-- START RECORD EXTRACTS --

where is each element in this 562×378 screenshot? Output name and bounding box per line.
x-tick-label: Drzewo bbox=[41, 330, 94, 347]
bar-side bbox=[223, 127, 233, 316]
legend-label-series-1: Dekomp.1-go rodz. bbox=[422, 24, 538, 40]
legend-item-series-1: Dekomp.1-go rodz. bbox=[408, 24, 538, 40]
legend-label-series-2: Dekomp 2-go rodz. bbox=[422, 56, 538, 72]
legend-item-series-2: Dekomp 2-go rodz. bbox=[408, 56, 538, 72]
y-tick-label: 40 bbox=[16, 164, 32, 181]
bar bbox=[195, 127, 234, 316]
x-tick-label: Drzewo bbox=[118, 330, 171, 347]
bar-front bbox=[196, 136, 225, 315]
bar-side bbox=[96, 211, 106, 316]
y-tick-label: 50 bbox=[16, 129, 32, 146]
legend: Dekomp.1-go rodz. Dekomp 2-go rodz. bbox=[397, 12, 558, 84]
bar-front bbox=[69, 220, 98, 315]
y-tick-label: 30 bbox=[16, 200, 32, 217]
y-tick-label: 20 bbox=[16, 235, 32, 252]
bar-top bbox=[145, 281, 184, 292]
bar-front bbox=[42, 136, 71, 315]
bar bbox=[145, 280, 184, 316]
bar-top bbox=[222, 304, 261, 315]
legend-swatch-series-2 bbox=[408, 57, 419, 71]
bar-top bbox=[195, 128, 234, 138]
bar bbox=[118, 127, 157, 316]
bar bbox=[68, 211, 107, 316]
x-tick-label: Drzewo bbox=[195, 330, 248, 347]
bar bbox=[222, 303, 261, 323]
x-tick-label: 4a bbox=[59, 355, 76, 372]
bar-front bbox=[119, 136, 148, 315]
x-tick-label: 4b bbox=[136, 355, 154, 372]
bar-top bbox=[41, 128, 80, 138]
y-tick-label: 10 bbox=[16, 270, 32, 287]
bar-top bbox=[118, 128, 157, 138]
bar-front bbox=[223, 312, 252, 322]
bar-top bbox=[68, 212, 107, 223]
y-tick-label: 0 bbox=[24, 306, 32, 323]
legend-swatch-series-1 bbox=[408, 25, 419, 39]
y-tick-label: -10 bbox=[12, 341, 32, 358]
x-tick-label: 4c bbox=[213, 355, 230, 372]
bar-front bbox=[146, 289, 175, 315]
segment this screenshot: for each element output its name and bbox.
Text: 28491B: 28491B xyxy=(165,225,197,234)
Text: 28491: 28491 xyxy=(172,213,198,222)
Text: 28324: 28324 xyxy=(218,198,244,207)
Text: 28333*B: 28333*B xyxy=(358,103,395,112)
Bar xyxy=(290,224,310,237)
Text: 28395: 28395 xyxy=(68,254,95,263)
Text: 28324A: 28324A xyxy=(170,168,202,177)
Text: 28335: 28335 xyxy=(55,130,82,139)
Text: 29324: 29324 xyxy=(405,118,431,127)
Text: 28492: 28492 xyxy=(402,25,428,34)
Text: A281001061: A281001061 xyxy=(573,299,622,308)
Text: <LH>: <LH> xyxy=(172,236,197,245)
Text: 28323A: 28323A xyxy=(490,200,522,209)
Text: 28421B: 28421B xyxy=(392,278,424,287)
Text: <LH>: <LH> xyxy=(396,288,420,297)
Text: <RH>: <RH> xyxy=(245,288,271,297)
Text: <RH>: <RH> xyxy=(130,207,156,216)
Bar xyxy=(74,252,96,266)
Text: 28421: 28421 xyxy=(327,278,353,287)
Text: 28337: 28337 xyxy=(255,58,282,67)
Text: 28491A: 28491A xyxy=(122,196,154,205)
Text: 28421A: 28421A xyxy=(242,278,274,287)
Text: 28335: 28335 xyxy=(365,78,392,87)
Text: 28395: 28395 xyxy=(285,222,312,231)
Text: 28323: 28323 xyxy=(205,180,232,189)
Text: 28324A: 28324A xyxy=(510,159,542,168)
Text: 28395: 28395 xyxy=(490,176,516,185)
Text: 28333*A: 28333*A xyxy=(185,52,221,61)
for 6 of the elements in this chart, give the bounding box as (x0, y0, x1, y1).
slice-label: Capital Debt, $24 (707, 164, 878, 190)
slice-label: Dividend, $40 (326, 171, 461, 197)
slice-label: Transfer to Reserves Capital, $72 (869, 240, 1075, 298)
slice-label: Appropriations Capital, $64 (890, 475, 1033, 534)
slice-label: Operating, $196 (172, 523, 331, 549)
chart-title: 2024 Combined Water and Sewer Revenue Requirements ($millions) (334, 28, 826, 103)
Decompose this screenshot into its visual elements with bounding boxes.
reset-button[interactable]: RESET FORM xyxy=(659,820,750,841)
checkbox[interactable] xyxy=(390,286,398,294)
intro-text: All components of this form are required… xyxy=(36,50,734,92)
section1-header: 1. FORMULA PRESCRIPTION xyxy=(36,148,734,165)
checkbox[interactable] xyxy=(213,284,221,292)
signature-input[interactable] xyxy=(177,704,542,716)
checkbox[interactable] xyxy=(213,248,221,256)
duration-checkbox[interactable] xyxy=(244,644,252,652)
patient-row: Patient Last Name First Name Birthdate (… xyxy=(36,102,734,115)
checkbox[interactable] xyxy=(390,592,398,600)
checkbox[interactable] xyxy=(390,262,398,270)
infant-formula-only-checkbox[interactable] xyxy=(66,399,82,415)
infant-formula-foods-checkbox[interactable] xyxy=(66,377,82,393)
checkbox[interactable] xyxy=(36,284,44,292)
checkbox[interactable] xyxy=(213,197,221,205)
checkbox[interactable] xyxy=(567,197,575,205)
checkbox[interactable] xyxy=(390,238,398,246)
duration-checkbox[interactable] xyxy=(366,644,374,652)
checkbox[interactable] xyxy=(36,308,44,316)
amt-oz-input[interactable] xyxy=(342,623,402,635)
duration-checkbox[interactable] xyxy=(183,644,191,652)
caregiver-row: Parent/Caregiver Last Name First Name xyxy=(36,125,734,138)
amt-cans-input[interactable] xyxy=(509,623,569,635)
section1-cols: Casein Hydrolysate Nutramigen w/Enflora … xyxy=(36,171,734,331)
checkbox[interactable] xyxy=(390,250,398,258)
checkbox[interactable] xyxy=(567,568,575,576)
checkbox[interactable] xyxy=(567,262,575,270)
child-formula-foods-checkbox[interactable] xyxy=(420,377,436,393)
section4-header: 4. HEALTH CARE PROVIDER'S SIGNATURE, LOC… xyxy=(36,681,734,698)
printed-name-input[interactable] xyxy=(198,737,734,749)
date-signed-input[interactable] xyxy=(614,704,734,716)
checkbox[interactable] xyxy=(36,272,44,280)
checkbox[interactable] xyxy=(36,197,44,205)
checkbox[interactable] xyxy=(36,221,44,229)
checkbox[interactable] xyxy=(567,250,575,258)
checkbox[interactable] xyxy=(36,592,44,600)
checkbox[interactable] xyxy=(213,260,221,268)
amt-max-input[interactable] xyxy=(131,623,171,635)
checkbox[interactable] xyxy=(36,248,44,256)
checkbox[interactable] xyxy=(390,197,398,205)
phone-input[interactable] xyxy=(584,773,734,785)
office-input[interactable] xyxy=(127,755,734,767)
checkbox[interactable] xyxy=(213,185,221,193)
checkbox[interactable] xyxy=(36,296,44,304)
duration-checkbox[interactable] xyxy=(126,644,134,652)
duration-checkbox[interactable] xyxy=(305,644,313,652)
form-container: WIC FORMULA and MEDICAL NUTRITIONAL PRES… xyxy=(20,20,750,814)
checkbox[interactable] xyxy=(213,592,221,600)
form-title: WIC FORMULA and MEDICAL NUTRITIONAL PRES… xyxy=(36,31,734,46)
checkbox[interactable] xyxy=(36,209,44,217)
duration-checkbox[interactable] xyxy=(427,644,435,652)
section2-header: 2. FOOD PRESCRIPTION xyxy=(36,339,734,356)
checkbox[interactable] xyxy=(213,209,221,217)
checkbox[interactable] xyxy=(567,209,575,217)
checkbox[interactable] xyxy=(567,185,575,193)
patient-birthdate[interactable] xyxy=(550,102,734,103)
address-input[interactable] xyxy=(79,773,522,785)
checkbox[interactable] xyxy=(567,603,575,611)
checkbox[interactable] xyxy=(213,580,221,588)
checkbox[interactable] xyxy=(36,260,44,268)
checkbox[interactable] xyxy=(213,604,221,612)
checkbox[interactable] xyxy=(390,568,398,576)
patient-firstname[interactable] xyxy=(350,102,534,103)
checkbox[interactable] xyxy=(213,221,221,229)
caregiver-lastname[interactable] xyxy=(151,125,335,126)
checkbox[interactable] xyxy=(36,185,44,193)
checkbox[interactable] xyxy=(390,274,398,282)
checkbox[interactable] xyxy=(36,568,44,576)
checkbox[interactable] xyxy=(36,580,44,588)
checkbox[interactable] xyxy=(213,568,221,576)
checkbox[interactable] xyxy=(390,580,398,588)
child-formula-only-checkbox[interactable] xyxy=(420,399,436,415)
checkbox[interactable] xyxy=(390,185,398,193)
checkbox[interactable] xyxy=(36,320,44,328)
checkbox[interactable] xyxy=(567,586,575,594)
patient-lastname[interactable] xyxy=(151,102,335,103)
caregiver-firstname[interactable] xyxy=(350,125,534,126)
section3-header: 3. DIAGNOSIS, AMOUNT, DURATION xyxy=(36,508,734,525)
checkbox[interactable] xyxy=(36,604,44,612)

-- END RECORD EXTRACTS --

Please copy the entries word for word, beginning with the very first line and stopping after the line that contains "Text: 28335: 28335 xyxy=(55,130,82,139)", including both of those lines.

• **TASK OUTPUT**
where is each element in this 562×378 screenshot? Output name and bounding box per line.
x-tick-label: Drzewo bbox=[41, 330, 94, 347]
bar-side bbox=[223, 127, 233, 316]
legend-label-series-1: Dekomp.1-go rodz. bbox=[422, 24, 538, 40]
legend-item-series-1: Dekomp.1-go rodz. bbox=[408, 24, 538, 40]
legend-label-series-2: Dekomp 2-go rodz. bbox=[422, 56, 538, 72]
legend-item-series-2: Dekomp 2-go rodz. bbox=[408, 56, 538, 72]
y-tick-label: 40 bbox=[16, 164, 32, 181]
bar bbox=[195, 127, 234, 316]
x-tick-label: Drzewo bbox=[118, 330, 171, 347]
bar-front bbox=[196, 136, 225, 315]
bar-side bbox=[96, 211, 106, 316]
y-tick-label: 50 bbox=[16, 129, 32, 146]
legend: Dekomp.1-go rodz. Dekomp 2-go rodz. bbox=[397, 12, 558, 84]
bar-front bbox=[69, 220, 98, 315]
y-tick-label: 30 bbox=[16, 200, 32, 217]
y-tick-label: 20 bbox=[16, 235, 32, 252]
bar-top bbox=[145, 281, 184, 292]
bar-front bbox=[42, 136, 71, 315]
bar bbox=[145, 280, 184, 316]
bar-top bbox=[222, 304, 261, 315]
legend-swatch-series-2 bbox=[408, 57, 419, 71]
bar-top bbox=[195, 128, 234, 138]
bar bbox=[118, 127, 157, 316]
bar bbox=[68, 211, 107, 316]
x-tick-label: Drzewo bbox=[195, 330, 248, 347]
bar bbox=[222, 303, 261, 323]
x-tick-label: 4a bbox=[59, 355, 76, 372]
bar-front bbox=[119, 136, 148, 315]
x-tick-label: 4b bbox=[136, 355, 154, 372]
bar-top bbox=[41, 128, 80, 138]
y-tick-label: 10 bbox=[16, 270, 32, 287]
bar-top bbox=[118, 128, 157, 138]
bar-front bbox=[223, 312, 252, 322]
bar-top bbox=[68, 212, 107, 223]
y-tick-label: 0 bbox=[24, 306, 32, 323]
legend-swatch-series-1 bbox=[408, 25, 419, 39]
y-tick-label: -10 bbox=[12, 341, 32, 358]
x-tick-label: 4c bbox=[213, 355, 230, 372]
bar-front bbox=[146, 289, 175, 315]
segment this screenshot: for each element output its name and bbox.
Text: 28491B: 28491B xyxy=(165,225,197,234)
Text: 28491: 28491 xyxy=(172,213,198,222)
Text: 28324: 28324 xyxy=(218,198,244,207)
Text: 28333*B: 28333*B xyxy=(358,103,395,112)
Bar xyxy=(290,224,310,237)
Text: 28395: 28395 xyxy=(68,254,95,263)
Text: 28324A: 28324A xyxy=(170,168,202,177)
Text: 28335: 28335 xyxy=(55,130,82,139)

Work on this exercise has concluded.